(Records from a dataset)
-------------------------

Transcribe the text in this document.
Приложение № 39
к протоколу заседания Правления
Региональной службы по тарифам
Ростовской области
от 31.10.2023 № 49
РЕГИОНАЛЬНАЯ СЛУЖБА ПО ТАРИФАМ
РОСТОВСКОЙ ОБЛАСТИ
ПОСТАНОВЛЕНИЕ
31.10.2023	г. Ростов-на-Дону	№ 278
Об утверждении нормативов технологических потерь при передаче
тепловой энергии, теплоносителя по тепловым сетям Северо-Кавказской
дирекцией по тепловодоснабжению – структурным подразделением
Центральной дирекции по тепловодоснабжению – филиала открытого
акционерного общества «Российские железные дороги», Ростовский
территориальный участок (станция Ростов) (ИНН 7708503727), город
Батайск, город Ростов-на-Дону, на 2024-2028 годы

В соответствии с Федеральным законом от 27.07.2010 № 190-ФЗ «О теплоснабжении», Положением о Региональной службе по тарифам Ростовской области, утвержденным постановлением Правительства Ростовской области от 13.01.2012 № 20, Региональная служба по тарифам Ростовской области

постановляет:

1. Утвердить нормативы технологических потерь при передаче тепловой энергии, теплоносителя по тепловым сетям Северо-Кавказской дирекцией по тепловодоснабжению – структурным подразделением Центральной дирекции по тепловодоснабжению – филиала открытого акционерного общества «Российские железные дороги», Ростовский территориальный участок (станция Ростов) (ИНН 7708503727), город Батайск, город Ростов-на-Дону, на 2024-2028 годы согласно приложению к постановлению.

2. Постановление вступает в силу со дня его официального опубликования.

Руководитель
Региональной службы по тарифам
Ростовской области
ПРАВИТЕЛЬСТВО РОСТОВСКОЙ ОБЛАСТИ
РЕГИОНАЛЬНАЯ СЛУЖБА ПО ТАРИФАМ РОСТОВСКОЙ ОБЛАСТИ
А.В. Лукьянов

-------------------------

SET EXERCISE
Each line of the listing should be copied exactly.

EXERCISE RESPONSE
Transcribe the text in this document.
Приложение № 39
к протоколу заседания Правления
Региональной службы по тарифам
Ростовской области
от 31.10.2023 № 49
РЕГИОНАЛЬНАЯ СЛУЖБА ПО ТАРИФАМ
РОСТОВСКОЙ ОБЛАСТИ
ПОСТАНОВЛЕНИЕ
31.10.2023	г. Ростов-на-Дону	№ 278
Об утверждении нормативов технологических потерь при передаче
тепловой энергии, теплоносителя по тепловым сетям Северо-Кавказской
дирекцией по тепловодоснабжению – структурным подразделением
Центральной дирекции по тепловодоснабжению – филиала открытого
акционерного общества «Российские железные дороги», Ростовский
территориальный участок (станция Ростов) (ИНН 7708503727), город
Батайск, город Ростов-на-Дону, на 2024-2028 годы

В соответствии с Федеральным законом от 27.07.2010 № 190-ФЗ «О теплоснабжении», Положением о Региональной службе по тарифам Ростовской области, утвержденным постановлением Правительства Ростовской области от 13.01.2012 № 20, Региональная служба по тарифам Ростовской области

постановляет:

1. Утвердить нормативы технологических потерь при передаче тепловой энергии, теплоносителя по тепловым сетям Северо-Кавказской дирекцией по тепловодоснабжению – структурным подразделением Центральной дирекции по тепловодоснабжению – филиала открытого акционерного общества «Российские железные дороги», Ростовский территориальный участок (станция Ростов) (ИНН 7708503727), город Батайск, город Ростов-на-Дону, на 2024-2028 годы согласно приложению к постановлению.

2. Постановление вступает в силу со дня его официального опубликования.

Руководитель
Региональной службы по тарифам
Ростовской области
ПРАВИТЕЛЬСТВО РОСТОВСКОЙ ОБЛАСТИ
РЕГИОНАЛЬНАЯ СЛУЖБА ПО ТАРИФАМ РОСТОВСКОЙ ОБЛАСТИ
А.В. Лукьянов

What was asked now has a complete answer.